(Direction 1):
In the career advice passage, what is the first of the simple truths?

(Passage):
--- Begin ---
Regardless of what Job / Career anyone decides upon there are a couple of very simple truths.

1) Find something that you LIKE to do ! If you like it and enjoy doing it, you will do well at it.
2) If you only chase the dollars and put everything else in 2nd or lower place, you will never be happy. Money pays bills but does not make you happy, and buying junk and having a debt is not happiness making.
3) If you get into something, thinking it will be good and you discover it's not what you expected or hasn't the potential you hoped, see #1. There is NOTHING worse than waking up everyday, looking at yourself in the mirror and asking yourself "why the hell am I doing this, I hate this, the people and bull with it" or any variation like that, it's time to change out, your at the point were you are doing no good for yourself, your family and your current employers.
4) If the work you have chosen takes a path which cuts off your family & quality times, consider what is more important for you & your family... Again, material stuff is meaningless, it's just "stuff" and replaceable, it will not give you happiness, no emotional support, nothing of value.
--- End ---
Excerpt from a dataset
--- Begin ---
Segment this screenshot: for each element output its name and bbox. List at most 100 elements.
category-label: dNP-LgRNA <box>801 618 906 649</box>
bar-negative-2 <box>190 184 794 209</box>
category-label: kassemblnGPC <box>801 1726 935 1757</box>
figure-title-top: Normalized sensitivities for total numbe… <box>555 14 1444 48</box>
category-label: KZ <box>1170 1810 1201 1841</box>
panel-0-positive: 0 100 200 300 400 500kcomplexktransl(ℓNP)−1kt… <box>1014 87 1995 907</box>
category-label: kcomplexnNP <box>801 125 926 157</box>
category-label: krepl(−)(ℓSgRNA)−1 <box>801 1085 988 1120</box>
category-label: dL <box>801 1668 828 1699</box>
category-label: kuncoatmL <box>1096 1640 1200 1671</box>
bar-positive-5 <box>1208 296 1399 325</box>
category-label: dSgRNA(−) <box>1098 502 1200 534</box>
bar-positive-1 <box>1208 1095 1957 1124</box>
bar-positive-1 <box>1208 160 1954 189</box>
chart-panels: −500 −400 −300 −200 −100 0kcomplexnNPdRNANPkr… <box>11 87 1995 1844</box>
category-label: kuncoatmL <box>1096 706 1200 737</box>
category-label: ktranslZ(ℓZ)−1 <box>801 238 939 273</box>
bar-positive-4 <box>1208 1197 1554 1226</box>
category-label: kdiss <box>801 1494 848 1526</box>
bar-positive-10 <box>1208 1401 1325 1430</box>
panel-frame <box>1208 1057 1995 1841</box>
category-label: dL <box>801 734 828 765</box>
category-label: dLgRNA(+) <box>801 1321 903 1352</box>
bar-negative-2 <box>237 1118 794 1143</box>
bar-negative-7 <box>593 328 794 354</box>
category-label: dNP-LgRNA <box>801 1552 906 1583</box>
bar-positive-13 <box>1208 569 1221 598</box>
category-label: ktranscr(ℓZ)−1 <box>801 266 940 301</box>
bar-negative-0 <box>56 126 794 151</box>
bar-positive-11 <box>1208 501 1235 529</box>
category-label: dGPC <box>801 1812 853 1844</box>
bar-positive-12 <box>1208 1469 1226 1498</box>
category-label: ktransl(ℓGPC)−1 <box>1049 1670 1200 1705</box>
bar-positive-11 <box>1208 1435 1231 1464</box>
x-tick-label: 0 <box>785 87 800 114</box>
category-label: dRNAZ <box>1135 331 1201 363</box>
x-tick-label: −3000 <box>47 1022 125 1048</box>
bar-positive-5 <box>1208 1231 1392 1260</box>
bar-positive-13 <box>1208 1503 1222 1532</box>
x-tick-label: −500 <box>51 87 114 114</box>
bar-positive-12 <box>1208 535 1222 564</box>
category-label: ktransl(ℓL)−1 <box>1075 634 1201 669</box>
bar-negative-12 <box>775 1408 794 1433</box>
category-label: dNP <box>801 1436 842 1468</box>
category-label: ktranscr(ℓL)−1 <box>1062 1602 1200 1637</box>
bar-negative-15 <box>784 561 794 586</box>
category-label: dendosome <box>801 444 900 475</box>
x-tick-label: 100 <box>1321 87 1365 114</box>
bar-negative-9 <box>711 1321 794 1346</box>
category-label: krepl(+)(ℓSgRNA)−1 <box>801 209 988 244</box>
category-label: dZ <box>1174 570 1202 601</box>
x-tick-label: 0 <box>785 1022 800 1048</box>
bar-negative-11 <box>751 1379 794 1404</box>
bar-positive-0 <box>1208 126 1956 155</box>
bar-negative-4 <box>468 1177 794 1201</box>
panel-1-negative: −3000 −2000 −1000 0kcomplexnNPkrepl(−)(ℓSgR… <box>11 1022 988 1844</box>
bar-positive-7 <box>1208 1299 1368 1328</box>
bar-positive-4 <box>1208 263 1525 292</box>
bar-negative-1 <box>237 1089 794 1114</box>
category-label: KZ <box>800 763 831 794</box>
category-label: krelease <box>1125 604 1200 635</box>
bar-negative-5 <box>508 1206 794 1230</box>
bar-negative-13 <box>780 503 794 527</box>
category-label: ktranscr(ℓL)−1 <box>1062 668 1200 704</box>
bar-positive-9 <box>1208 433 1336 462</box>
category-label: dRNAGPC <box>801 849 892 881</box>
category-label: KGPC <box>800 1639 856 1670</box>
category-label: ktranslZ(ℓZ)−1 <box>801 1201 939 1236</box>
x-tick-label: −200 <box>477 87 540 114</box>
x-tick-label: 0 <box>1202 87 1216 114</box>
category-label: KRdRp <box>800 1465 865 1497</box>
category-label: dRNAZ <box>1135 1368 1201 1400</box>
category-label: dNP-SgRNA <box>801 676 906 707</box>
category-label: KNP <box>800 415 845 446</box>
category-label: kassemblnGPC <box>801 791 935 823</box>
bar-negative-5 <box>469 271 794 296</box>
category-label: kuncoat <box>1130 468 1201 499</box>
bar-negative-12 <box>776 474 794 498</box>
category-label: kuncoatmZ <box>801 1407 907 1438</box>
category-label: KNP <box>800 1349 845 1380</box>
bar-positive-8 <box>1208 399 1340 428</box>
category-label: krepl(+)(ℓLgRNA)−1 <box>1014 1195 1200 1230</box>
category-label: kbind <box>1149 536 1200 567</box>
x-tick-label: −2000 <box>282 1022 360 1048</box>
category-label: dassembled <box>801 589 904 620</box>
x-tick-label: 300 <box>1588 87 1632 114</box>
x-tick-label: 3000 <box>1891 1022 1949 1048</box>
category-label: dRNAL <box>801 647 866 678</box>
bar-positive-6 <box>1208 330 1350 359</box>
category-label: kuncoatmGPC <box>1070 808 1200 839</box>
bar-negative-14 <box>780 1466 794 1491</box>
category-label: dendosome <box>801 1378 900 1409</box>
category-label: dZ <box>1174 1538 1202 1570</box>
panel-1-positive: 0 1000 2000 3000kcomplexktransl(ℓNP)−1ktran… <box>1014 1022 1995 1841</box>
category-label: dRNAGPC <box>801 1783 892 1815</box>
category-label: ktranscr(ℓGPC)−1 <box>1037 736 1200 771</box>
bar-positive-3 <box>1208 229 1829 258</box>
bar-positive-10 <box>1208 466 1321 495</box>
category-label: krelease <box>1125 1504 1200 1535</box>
--- End ---
(Direction 2):
Reproduce the listing verbatim from its very beginning down to the line containing "category-label: KZ <box>1170", including that line.

(Solution 1):
Find something that you like to do.

(Solution 2):
Segment this screenshot: for each element output its name and bbox. List at most 100 elements.
category-label: dNP-LgRNA <box>801 618 906 649</box>
bar-negative-2 <box>190 184 794 209</box>
category-label: kassemblnGPC <box>801 1726 935 1757</box>
figure-title-top: Normalized sensitivities for total numbe… <box>555 14 1444 48</box>
category-label: KZ <box>1170 1810 1201 1841</box>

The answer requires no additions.